What to produce
Below are the records; collect from them each line containing the string "work".

[Items from a data source]
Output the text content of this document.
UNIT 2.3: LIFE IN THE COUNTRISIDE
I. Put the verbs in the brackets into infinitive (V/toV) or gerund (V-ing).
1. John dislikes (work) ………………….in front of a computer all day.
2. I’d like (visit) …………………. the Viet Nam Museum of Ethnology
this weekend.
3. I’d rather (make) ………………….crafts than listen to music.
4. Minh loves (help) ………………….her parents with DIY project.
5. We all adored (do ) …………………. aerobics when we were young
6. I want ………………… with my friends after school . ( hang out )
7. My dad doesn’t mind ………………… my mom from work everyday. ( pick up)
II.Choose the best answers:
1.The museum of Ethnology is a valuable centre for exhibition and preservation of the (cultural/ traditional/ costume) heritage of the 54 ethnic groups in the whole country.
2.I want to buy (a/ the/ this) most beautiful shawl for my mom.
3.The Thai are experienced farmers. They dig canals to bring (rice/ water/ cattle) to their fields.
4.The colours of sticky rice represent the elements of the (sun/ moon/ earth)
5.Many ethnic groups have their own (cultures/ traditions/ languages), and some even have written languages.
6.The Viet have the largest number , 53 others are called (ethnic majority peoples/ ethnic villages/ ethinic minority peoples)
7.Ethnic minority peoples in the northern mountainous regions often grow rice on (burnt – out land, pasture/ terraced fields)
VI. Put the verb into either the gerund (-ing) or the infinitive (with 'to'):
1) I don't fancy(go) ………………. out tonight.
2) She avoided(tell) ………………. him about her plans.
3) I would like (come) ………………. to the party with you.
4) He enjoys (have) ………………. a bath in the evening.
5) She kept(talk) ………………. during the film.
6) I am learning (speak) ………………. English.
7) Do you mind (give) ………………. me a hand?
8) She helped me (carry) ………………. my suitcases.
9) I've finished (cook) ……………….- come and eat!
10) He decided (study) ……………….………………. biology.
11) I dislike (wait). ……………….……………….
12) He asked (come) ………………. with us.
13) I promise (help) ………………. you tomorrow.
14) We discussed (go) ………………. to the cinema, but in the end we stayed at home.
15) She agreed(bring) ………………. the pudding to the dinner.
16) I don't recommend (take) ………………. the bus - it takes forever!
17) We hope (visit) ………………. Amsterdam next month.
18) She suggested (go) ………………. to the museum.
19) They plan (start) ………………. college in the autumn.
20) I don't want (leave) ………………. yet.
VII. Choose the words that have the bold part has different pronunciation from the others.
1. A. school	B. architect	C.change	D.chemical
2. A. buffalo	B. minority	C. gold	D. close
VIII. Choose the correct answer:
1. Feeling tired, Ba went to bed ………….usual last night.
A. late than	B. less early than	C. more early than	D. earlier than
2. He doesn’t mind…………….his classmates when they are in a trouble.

Solution for this task
1. John dislikes (work) ………………….in front of a computer all day.
7. My dad doesn’t mind ………………… my mom from work everyday. ( pick up)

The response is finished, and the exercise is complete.